• [Task]: Rewrite the lines below, changing every "row-divider" to "row-separator" and keeping everything else the same. Leave the pictures out of your answer.

A run of records:
-- begin --

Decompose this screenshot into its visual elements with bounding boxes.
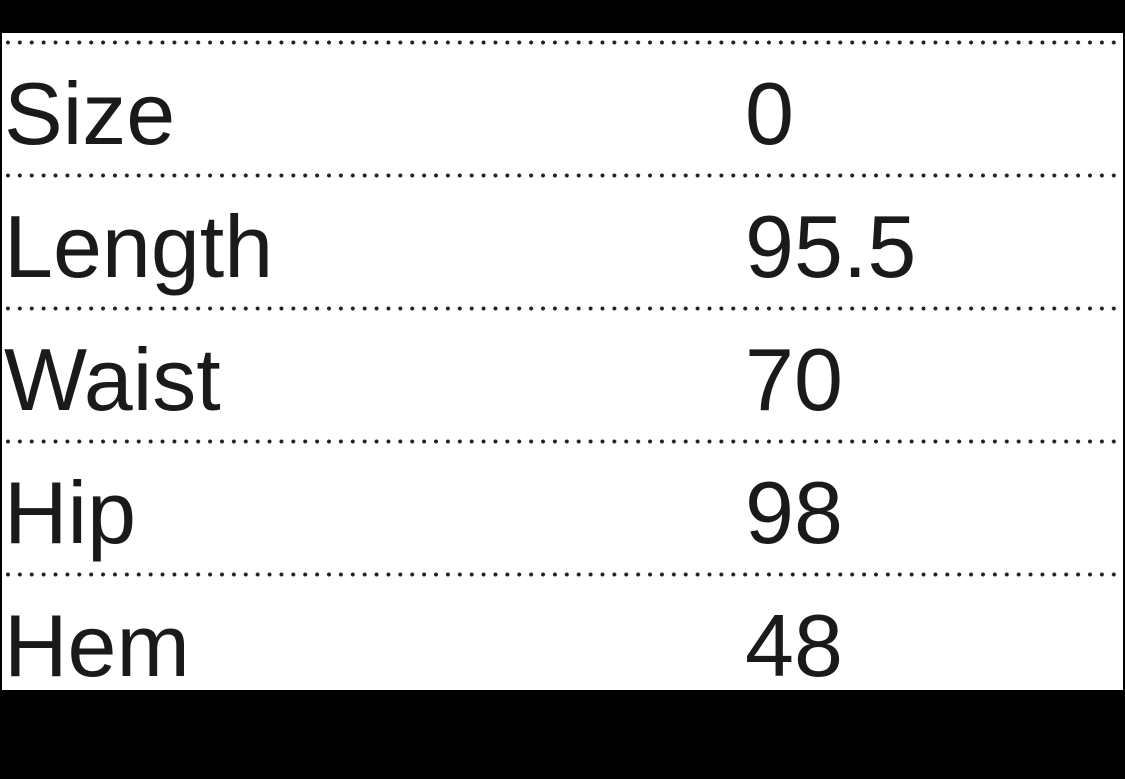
row-divider — [2, 572, 1123, 577]
row-divider — [2, 306, 1123, 311]
row-value: 98 — [745, 463, 843, 562]
row-label: Size — [4, 64, 176, 163]
table-row: Hip 98 — [2, 441, 1123, 574]
size-table: Size 0 Length 95.5 Waist 70 Hip 98 Hem 48 — [2, 33, 1123, 690]
row-divider — [2, 439, 1123, 444]
row-value: 70 — [745, 330, 843, 429]
table-row: Size 0 — [2, 42, 1123, 175]
row-value: 48 — [745, 596, 843, 695]
row-divider — [2, 173, 1123, 178]
row-divider — [2, 40, 1123, 45]
table-row: Hem 48 — [2, 574, 1123, 707]
table-row: Length 95.5 — [2, 175, 1123, 308]
row-label: Hem — [4, 596, 190, 695]
row-value: 0 — [745, 64, 794, 163]
row-value: 95.5 — [745, 197, 917, 296]
row-label: Length — [4, 197, 274, 296]
row-label: Waist — [4, 330, 221, 429]
row-label: Hip — [4, 463, 137, 562]
table-row: Waist 70 — [2, 308, 1123, 441]
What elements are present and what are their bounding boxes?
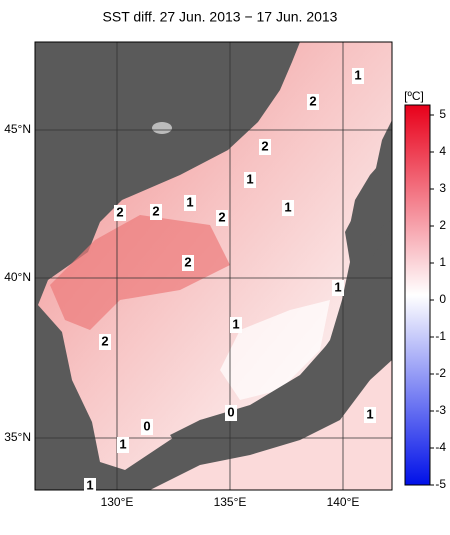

-- end --

• [Problem solution]:
Decompose this screenshot into its visual elements with bounding boxes.
row-separator — [2, 572, 1123, 577]
row-separator — [2, 306, 1123, 311]
row-value: 98 — [745, 463, 843, 562]
row-label: Size — [4, 64, 176, 163]
table-row: Hip 98 — [2, 441, 1123, 574]
size-table: Size 0 Length 95.5 Waist 70 Hip 98 Hem 48 — [2, 33, 1123, 690]
row-separator — [2, 439, 1123, 444]
row-value: 70 — [745, 330, 843, 429]
table-row: Size 0 — [2, 42, 1123, 175]
row-value: 48 — [745, 596, 843, 695]
row-separator — [2, 173, 1123, 178]
row-separator — [2, 40, 1123, 45]
table-row: Hem 48 — [2, 574, 1123, 707]
table-row: Length 95.5 — [2, 175, 1123, 308]
row-label: Hem — [4, 596, 190, 695]
row-value: 0 — [745, 64, 794, 163]
row-value: 95.5 — [745, 197, 917, 296]
row-label: Length — [4, 197, 274, 296]
row-label: Waist — [4, 330, 221, 429]
row-label: Hip — [4, 463, 137, 562]
table-row: Waist 70 — [2, 308, 1123, 441]
What elements are present and what are their bounding boxes?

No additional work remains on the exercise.